Exercise objective
Extract each line of the data below exactly as written.
··· Records for processing
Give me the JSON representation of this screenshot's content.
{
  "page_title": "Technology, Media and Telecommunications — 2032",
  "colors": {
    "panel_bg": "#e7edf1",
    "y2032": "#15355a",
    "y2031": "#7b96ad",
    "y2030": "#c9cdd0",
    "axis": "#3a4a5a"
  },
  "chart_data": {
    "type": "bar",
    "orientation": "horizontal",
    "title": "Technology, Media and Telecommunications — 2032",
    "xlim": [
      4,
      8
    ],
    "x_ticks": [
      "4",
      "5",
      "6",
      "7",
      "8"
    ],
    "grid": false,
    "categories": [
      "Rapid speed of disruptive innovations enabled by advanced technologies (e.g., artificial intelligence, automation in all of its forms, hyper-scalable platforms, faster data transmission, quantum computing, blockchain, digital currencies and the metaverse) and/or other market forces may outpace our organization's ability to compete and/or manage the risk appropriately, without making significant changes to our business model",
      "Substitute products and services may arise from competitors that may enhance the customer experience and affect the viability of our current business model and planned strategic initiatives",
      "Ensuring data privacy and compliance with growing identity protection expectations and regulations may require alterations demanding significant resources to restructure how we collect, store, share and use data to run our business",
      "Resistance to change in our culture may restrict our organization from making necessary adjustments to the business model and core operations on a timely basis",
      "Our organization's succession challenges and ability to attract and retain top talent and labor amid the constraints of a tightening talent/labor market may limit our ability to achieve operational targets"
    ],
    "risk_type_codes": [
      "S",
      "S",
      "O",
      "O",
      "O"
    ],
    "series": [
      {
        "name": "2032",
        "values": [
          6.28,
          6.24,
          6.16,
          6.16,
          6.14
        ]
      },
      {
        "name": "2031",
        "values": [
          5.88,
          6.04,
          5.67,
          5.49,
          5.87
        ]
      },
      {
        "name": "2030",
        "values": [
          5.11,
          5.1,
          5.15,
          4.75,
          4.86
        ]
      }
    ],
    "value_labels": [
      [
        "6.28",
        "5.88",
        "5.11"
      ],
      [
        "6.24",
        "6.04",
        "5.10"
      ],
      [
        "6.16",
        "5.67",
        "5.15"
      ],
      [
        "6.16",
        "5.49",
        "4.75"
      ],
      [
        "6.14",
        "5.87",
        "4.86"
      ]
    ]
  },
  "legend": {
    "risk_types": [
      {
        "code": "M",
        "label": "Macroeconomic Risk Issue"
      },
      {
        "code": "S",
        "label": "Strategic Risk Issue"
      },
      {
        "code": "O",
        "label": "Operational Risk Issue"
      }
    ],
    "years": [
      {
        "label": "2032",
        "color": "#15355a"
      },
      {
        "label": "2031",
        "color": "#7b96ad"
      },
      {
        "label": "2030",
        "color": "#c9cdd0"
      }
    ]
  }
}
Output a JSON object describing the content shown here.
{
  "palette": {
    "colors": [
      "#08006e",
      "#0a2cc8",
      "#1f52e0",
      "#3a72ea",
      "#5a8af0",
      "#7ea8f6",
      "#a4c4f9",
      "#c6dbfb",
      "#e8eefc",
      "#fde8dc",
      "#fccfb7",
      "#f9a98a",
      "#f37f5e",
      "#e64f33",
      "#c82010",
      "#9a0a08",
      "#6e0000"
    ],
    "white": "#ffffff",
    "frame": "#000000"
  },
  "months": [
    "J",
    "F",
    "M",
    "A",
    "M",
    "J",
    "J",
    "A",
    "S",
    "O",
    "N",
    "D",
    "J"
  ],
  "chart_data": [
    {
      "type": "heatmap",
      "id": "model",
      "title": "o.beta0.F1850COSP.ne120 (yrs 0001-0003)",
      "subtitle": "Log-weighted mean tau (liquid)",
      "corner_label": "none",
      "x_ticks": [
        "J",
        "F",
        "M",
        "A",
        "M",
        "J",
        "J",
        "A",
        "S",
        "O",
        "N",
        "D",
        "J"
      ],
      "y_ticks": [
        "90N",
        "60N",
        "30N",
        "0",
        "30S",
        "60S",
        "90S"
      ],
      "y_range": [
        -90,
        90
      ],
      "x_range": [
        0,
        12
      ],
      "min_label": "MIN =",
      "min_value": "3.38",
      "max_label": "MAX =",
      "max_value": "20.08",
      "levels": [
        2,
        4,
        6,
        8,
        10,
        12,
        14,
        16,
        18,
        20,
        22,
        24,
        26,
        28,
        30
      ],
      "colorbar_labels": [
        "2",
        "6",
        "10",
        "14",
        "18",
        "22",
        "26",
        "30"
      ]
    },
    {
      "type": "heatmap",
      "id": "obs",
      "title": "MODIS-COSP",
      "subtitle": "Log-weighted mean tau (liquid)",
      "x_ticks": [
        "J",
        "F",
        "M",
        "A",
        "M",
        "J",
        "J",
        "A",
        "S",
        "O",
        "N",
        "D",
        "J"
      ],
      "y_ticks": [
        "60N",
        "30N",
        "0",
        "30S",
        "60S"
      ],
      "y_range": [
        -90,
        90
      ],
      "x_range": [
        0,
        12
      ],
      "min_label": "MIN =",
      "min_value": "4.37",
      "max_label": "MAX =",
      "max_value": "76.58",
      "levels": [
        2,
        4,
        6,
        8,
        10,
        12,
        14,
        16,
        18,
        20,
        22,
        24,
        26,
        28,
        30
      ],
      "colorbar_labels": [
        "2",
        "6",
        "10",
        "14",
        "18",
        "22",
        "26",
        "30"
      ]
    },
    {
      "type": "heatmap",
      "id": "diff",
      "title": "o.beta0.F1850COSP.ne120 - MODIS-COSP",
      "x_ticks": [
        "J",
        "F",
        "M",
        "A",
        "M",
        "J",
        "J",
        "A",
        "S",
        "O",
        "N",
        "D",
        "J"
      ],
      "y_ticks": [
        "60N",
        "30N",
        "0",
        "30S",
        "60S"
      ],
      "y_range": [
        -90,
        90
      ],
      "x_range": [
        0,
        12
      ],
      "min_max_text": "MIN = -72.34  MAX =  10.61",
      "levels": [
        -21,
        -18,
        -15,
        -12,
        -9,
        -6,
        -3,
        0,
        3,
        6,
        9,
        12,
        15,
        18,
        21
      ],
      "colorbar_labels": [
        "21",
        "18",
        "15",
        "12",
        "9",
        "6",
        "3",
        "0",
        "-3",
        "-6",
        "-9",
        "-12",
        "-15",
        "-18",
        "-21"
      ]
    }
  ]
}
······
Output below
Give me the JSON representation of this screenshot's content.
{
  "page_title": "Technology, Media and Telecommunications — 2032",
  "colors": {
    "panel_bg": "#e7edf1",
    "y2032": "#15355a",
    "y2031": "#7b96ad",
    "y2030": "#c9cdd0",
    "axis": "#3a4a5a"
  },
  "chart_data": {
    "type": "bar",
    "orientation": "horizontal",
    "title": "Technology, Media and Telecommunications — 2032",
    "xlim": [
      4,
      8
    ],
    "x_ticks": [
      "4",
      "5",
      "6",
      "7",
      "8"
    ],
    "grid": false,
    "categories": [
      "Rapid speed of disruptive innovations enabled by advanced technologies (e.g., artificial intelligence, automation in all of its forms, hyper-scalable platforms, faster data transmission, quantum computing, blockchain, digital currencies and the metaverse) and/or other market forces may outpace our organization's ability to compete and/or manage the risk appropriately, without making significant changes to our business model",
      "Substitute products and services may arise from competitors that may enhance the customer experience and affect the viability of our current business model and planned strategic initiatives",
      "Ensuring data privacy and compliance with growing identity protection expectations and regulations may require alterations demanding significant resources to restructure how we collect, store, share and use data to run our business",
      "Resistance to change in our culture may restrict our organization from making necessary adjustments to the business model and core operations on a timely basis",
      "Our organization's succession challenges and ability to attract and retain top talent and labor amid the constraints of a tightening talent/labor market may limit our ability to achieve operational targets"
    ],
    "risk_type_codes": [
      "S",
      "S",
      "O",
      "O",
      "O"
    ],
    "series": [
      {
        "name": "2032",
        "values": [
          6.28,
          6.24,
          6.16,
          6.16,
          6.14
        ]
      },
      {
        "name": "2031",
        "values": [
          5.88,
          6.04,
          5.67,
          5.49,
          5.87
        ]
      },
      {
        "name": "2030",
        "values": [
          5.11,
          5.1,
          5.15,
          4.75,
          4.86
        ]
      }
    ],
    "value_labels": [
      [
        "6.28",
        "5.88",
        "5.11"
      ],
      [
        "6.24",
        "6.04",
        "5.10"
      ],
      [
        "6.16",
        "5.67",
        "5.15"
      ],
      [
        "6.16",
        "5.49",
        "4.75"
      ],
      [
        "6.14",
        "5.87",
        "4.86"
      ]
    ]
  },
  "legend": {
    "risk_types": [
      {
        "code": "M",
        "label": "Macroeconomic Risk Issue"
      },
      {
        "code": "S",
        "label": "Strategic Risk Issue"
      },
      {
        "code": "O",
        "label": "Operational Risk Issue"
      }
    ],
    "years": [
      {
        "label": "2032",
        "color": "#15355a"
      },
      {
        "label": "2031",
        "color": "#7b96ad"
      },
      {
        "label": "2030",
        "color": "#c9cdd0"
      }
    ]
  }
}
Output a JSON object describing the content shown here.
{
  "palette": {
    "colors": [
      "#08006e",
      "#0a2cc8",
      "#1f52e0",
      "#3a72ea",
      "#5a8af0",
      "#7ea8f6",
      "#a4c4f9",
      "#c6dbfb",
      "#e8eefc",
      "#fde8dc",
      "#fccfb7",
      "#f9a98a",
      "#f37f5e",
      "#e64f33",
      "#c82010",
      "#9a0a08",
      "#6e0000"
    ],
    "white": "#ffffff",
    "frame": "#000000"
  },
  "months": [
    "J",
    "F",
    "M",
    "A",
    "M",
    "J",
    "J",
    "A",
    "S",
    "O",
    "N",
    "D",
    "J"
  ],
  "chart_data": [
    {
      "type": "heatmap",
      "id": "model",
      "title": "o.beta0.F1850COSP.ne120 (yrs 0001-0003)",
      "subtitle": "Log-weighted mean tau (liquid)",
      "corner_label": "none",
      "x_ticks": [
        "J",
        "F",
        "M",
        "A",
        "M",
        "J",
        "J",
        "A",
        "S",
        "O",
        "N",
        "D",
        "J"
      ],
      "y_ticks": [
        "90N",
        "60N",
        "30N",
        "0",
        "30S",
        "60S",
        "90S"
      ],
      "y_range": [
        -90,
        90
      ],
      "x_range": [
        0,
        12
      ],
      "min_label": "MIN =",
      "min_value": "3.38",
      "max_label": "MAX =",
      "max_value": "20.08",
      "levels": [
        2,
        4,
        6,
        8,
        10,
        12,
        14,
        16,
        18,
        20,
        22,
        24,
        26,
        28,
        30
      ],
      "colorbar_labels": [
        "2",
        "6",
        "10",
        "14",
        "18",
        "22",
        "26",
        "30"
      ]
    },
    {
      "type": "heatmap",
      "id": "obs",
      "title": "MODIS-COSP",
      "subtitle": "Log-weighted mean tau (liquid)",
      "x_ticks": [
        "J",
        "F",
        "M",
        "A",
        "M",
        "J",
        "J",
        "A",
        "S",
        "O",
        "N",
        "D",
        "J"
      ],
      "y_ticks": [
        "60N",
        "30N",
        "0",
        "30S",
        "60S"
      ],
      "y_range": [
        -90,
        90
      ],
      "x_range": [
        0,
        12
      ],
      "min_label": "MIN =",
      "min_value": "4.37",
      "max_label": "MAX =",
      "max_value": "76.58",
      "levels": [
        2,
        4,
        6,
        8,
        10,
        12,
        14,
        16,
        18,
        20,
        22,
        24,
        26,
        28,
        30
      ],
      "colorbar_labels": [
        "2",
        "6",
        "10",
        "14",
        "18",
        "22",
        "26",
        "30"
      ]
    },
    {
      "type": "heatmap",
      "id": "diff",
      "title": "o.beta0.F1850COSP.ne120 - MODIS-COSP",
      "x_ticks": [
        "J",
        "F",
        "M",
        "A",
        "M",
        "J",
        "J",
        "A",
        "S",
        "O",
        "N",
        "D",
        "J"
      ],
      "y_ticks": [
        "60N",
        "30N",
        "0",
        "30S",
        "60S"
      ],
      "y_range": [
        -90,
        90
      ],
      "x_range": [
        0,
        12
      ],
      "min_max_text": "MIN = -72.34  MAX =  10.61",
      "levels": [
        -21,
        -18,
        -15,
        -12,
        -9,
        -6,
        -3,
        0,
        3,
        6,
        9,
        12,
        15,
        18,
        21
      ],
      "colorbar_labels": [
        "21",
        "18",
        "15",
        "12",
        "9",
        "6",
        "3",
        "0",
        "-3",
        "-6",
        "-9",
        "-12",
        "-15",
        "-18",
        "-21"
      ]
    }
  ]
}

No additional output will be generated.